Given problem » Restate the records below word for word, and omit the images they hold.

Recorded information »
-- start --

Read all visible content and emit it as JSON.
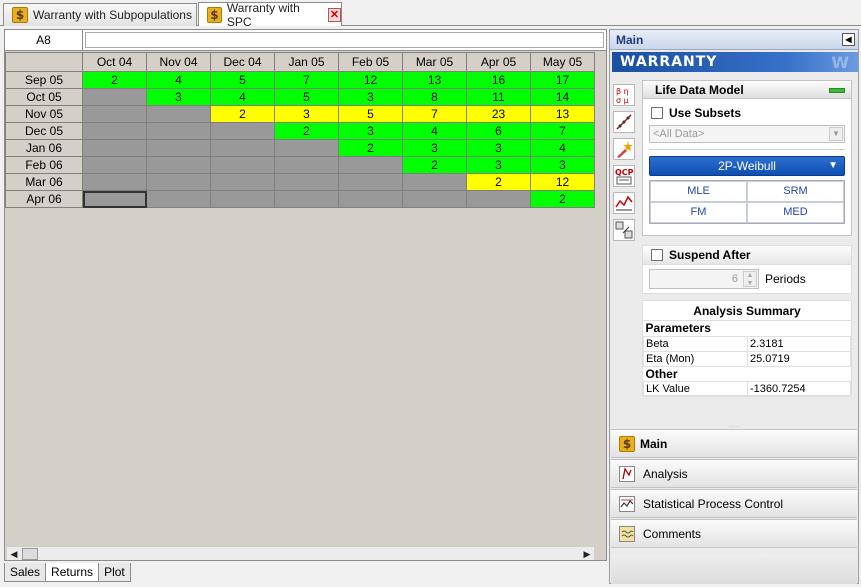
{
  "doc_tabs": [
    {
      "label": "Warranty with Subpopulations"
    },
    {
      "label": "Warranty with SPC"
    }
  ],
  "sheet": {
    "cell_ref": "A8",
    "formula_value": "",
    "columns": [
      "Oct 04",
      "Nov 04",
      "Dec 04",
      "Jan 05",
      "Feb 05",
      "Mar 05",
      "Apr 05",
      "May 05"
    ],
    "rows": [
      {
        "label": "Sep 05",
        "cells": [
          {
            "v": "2",
            "c": "g"
          },
          {
            "v": "4",
            "c": "g"
          },
          {
            "v": "5",
            "c": "g"
          },
          {
            "v": "7",
            "c": "g"
          },
          {
            "v": "12",
            "c": "g"
          },
          {
            "v": "13",
            "c": "g"
          },
          {
            "v": "16",
            "c": "g"
          },
          {
            "v": "17",
            "c": "g"
          }
        ]
      },
      {
        "label": "Oct 05",
        "cells": [
          {
            "v": "",
            "c": "x"
          },
          {
            "v": "3",
            "c": "g"
          },
          {
            "v": "4",
            "c": "g"
          },
          {
            "v": "5",
            "c": "g"
          },
          {
            "v": "3",
            "c": "g"
          },
          {
            "v": "8",
            "c": "g"
          },
          {
            "v": "11",
            "c": "g"
          },
          {
            "v": "14",
            "c": "g"
          }
        ]
      },
      {
        "label": "Nov 05",
        "cells": [
          {
            "v": "",
            "c": "x"
          },
          {
            "v": "",
            "c": "x"
          },
          {
            "v": "2",
            "c": "y"
          },
          {
            "v": "3",
            "c": "y"
          },
          {
            "v": "5",
            "c": "y"
          },
          {
            "v": "7",
            "c": "y"
          },
          {
            "v": "23",
            "c": "y"
          },
          {
            "v": "13",
            "c": "y"
          }
        ]
      },
      {
        "label": "Dec 05",
        "cells": [
          {
            "v": "",
            "c": "x"
          },
          {
            "v": "",
            "c": "x"
          },
          {
            "v": "",
            "c": "x"
          },
          {
            "v": "2",
            "c": "g"
          },
          {
            "v": "3",
            "c": "g"
          },
          {
            "v": "4",
            "c": "g"
          },
          {
            "v": "6",
            "c": "g"
          },
          {
            "v": "7",
            "c": "g"
          }
        ]
      },
      {
        "label": "Jan 06",
        "cells": [
          {
            "v": "",
            "c": "x"
          },
          {
            "v": "",
            "c": "x"
          },
          {
            "v": "",
            "c": "x"
          },
          {
            "v": "",
            "c": "x"
          },
          {
            "v": "2",
            "c": "g"
          },
          {
            "v": "3",
            "c": "g"
          },
          {
            "v": "3",
            "c": "g"
          },
          {
            "v": "4",
            "c": "g"
          }
        ]
      },
      {
        "label": "Feb 06",
        "cells": [
          {
            "v": "",
            "c": "x"
          },
          {
            "v": "",
            "c": "x"
          },
          {
            "v": "",
            "c": "x"
          },
          {
            "v": "",
            "c": "x"
          },
          {
            "v": "",
            "c": "x"
          },
          {
            "v": "2",
            "c": "g"
          },
          {
            "v": "3",
            "c": "g"
          },
          {
            "v": "3",
            "c": "g"
          }
        ]
      },
      {
        "label": "Mar 06",
        "cells": [
          {
            "v": "",
            "c": "x"
          },
          {
            "v": "",
            "c": "x"
          },
          {
            "v": "",
            "c": "x"
          },
          {
            "v": "",
            "c": "x"
          },
          {
            "v": "",
            "c": "x"
          },
          {
            "v": "",
            "c": "x"
          },
          {
            "v": "2",
            "c": "y"
          },
          {
            "v": "12",
            "c": "y"
          }
        ]
      },
      {
        "label": "Apr 06",
        "cells": [
          {
            "v": "",
            "c": "x",
            "sel": true
          },
          {
            "v": "",
            "c": "x"
          },
          {
            "v": "",
            "c": "x"
          },
          {
            "v": "",
            "c": "x"
          },
          {
            "v": "",
            "c": "x"
          },
          {
            "v": "",
            "c": "x"
          },
          {
            "v": "",
            "c": "x"
          },
          {
            "v": "2",
            "c": "g"
          }
        ]
      }
    ],
    "colors": {
      "g": "#00ff00",
      "y": "#ffff00",
      "x": "#999999"
    }
  },
  "sheet_tabs": [
    "Sales",
    "Returns",
    "Plot"
  ],
  "panel": {
    "header": "Main",
    "banner": "WARRANTY",
    "life_data_model": {
      "title": "Life Data Model",
      "use_subsets_label": "Use Subsets",
      "subset_placeholder": "<All Data>",
      "distribution": "2P-Weibull",
      "methods": [
        "MLE",
        "SRM",
        "FM",
        "MED"
      ]
    },
    "suspend": {
      "label": "Suspend After",
      "value": "6",
      "unit": "Periods"
    },
    "summary": {
      "title": "Analysis Summary",
      "parameters_heading": "Parameters",
      "params": [
        {
          "name": "Beta",
          "value": "2.3181"
        },
        {
          "name": "Eta (Mon)",
          "value": "25.0719"
        }
      ],
      "other_heading": "Other",
      "other": [
        {
          "name": "LK Value",
          "value": "-1360.7254"
        }
      ]
    },
    "nav": [
      {
        "label": "Main",
        "icon": "dollar-icon"
      },
      {
        "label": "Analysis",
        "icon": "analysis-icon"
      },
      {
        "label": "Statistical Process Control",
        "icon": "spc-chart-icon"
      },
      {
        "label": "Comments",
        "icon": "comments-icon"
      }
    ]
  }
}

-- end --

Exercise solution »
Read all visible content and emit it as JSON.
{
  "doc_tabs": [
    {
      "label": "Warranty with Subpopulations"
    },
    {
      "label": "Warranty with SPC"
    }
  ],
  "sheet": {
    "cell_ref": "A8",
    "formula_value": "",
    "columns": [
      "Oct 04",
      "Nov 04",
      "Dec 04",
      "Jan 05",
      "Feb 05",
      "Mar 05",
      "Apr 05",
      "May 05"
    ],
    "rows": [
      {
        "label": "Sep 05",
        "cells": [
          {
            "v": "2",
            "c": "g"
          },
          {
            "v": "4",
            "c": "g"
          },
          {
            "v": "5",
            "c": "g"
          },
          {
            "v": "7",
            "c": "g"
          },
          {
            "v": "12",
            "c": "g"
          },
          {
            "v": "13",
            "c": "g"
          },
          {
            "v": "16",
            "c": "g"
          },
          {
            "v": "17",
            "c": "g"
          }
        ]
      },
      {
        "label": "Oct 05",
        "cells": [
          {
            "v": "",
            "c": "x"
          },
          {
            "v": "3",
            "c": "g"
          },
          {
            "v": "4",
            "c": "g"
          },
          {
            "v": "5",
            "c": "g"
          },
          {
            "v": "3",
            "c": "g"
          },
          {
            "v": "8",
            "c": "g"
          },
          {
            "v": "11",
            "c": "g"
          },
          {
            "v": "14",
            "c": "g"
          }
        ]
      },
      {
        "label": "Nov 05",
        "cells": [
          {
            "v": "",
            "c": "x"
          },
          {
            "v": "",
            "c": "x"
          },
          {
            "v": "2",
            "c": "y"
          },
          {
            "v": "3",
            "c": "y"
          },
          {
            "v": "5",
            "c": "y"
          },
          {
            "v": "7",
            "c": "y"
          },
          {
            "v": "23",
            "c": "y"
          },
          {
            "v": "13",
            "c": "y"
          }
        ]
      },
      {
        "label": "Dec 05",
        "cells": [
          {
            "v": "",
            "c": "x"
          },
          {
            "v": "",
            "c": "x"
          },
          {
            "v": "",
            "c": "x"
          },
          {
            "v": "2",
            "c": "g"
          },
          {
            "v": "3",
            "c": "g"
          },
          {
            "v": "4",
            "c": "g"
          },
          {
            "v": "6",
            "c": "g"
          },
          {
            "v": "7",
            "c": "g"
          }
        ]
      },
      {
        "label": "Jan 06",
        "cells": [
          {
            "v": "",
            "c": "x"
          },
          {
            "v": "",
            "c": "x"
          },
          {
            "v": "",
            "c": "x"
          },
          {
            "v": "",
            "c": "x"
          },
          {
            "v": "2",
            "c": "g"
          },
          {
            "v": "3",
            "c": "g"
          },
          {
            "v": "3",
            "c": "g"
          },
          {
            "v": "4",
            "c": "g"
          }
        ]
      },
      {
        "label": "Feb 06",
        "cells": [
          {
            "v": "",
            "c": "x"
          },
          {
            "v": "",
            "c": "x"
          },
          {
            "v": "",
            "c": "x"
          },
          {
            "v": "",
            "c": "x"
          },
          {
            "v": "",
            "c": "x"
          },
          {
            "v": "2",
            "c": "g"
          },
          {
            "v": "3",
            "c": "g"
          },
          {
            "v": "3",
            "c": "g"
          }
        ]
      },
      {
        "label": "Mar 06",
        "cells": [
          {
            "v": "",
            "c": "x"
          },
          {
            "v": "",
            "c": "x"
          },
          {
            "v": "",
            "c": "x"
          },
          {
            "v": "",
            "c": "x"
          },
          {
            "v": "",
            "c": "x"
          },
          {
            "v": "",
            "c": "x"
          },
          {
            "v": "2",
            "c": "y"
          },
          {
            "v": "12",
            "c": "y"
          }
        ]
      },
      {
        "label": "Apr 06",
        "cells": [
          {
            "v": "",
            "c": "x",
            "sel": true
          },
          {
            "v": "",
            "c": "x"
          },
          {
            "v": "",
            "c": "x"
          },
          {
            "v": "",
            "c": "x"
          },
          {
            "v": "",
            "c": "x"
          },
          {
            "v": "",
            "c": "x"
          },
          {
            "v": "",
            "c": "x"
          },
          {
            "v": "2",
            "c": "g"
          }
        ]
      }
    ],
    "colors": {
      "g": "#00ff00",
      "y": "#ffff00",
      "x": "#999999"
    }
  },
  "sheet_tabs": [
    "Sales",
    "Returns",
    "Plot"
  ],
  "panel": {
    "header": "Main",
    "banner": "WARRANTY",
    "life_data_model": {
      "title": "Life Data Model",
      "use_subsets_label": "Use Subsets",
      "subset_placeholder": "<All Data>",
      "distribution": "2P-Weibull",
      "methods": [
        "MLE",
        "SRM",
        "FM",
        "MED"
      ]
    },
    "suspend": {
      "label": "Suspend After",
      "value": "6",
      "unit": "Periods"
    },
    "summary": {
      "title": "Analysis Summary",
      "parameters_heading": "Parameters",
      "params": [
        {
          "name": "Beta",
          "value": "2.3181"
        },
        {
          "name": "Eta (Mon)",
          "value": "25.0719"
        }
      ],
      "other_heading": "Other",
      "other": [
        {
          "name": "LK Value",
          "value": "-1360.7254"
        }
      ]
    },
    "nav": [
      {
        "label": "Main",
        "icon": "dollar-icon"
      },
      {
        "label": "Analysis",
        "icon": "analysis-icon"
      },
      {
        "label": "Statistical Process Control",
        "icon": "spc-chart-icon"
      },
      {
        "label": "Comments",
        "icon": "comments-icon"
      }
    ]
  }
}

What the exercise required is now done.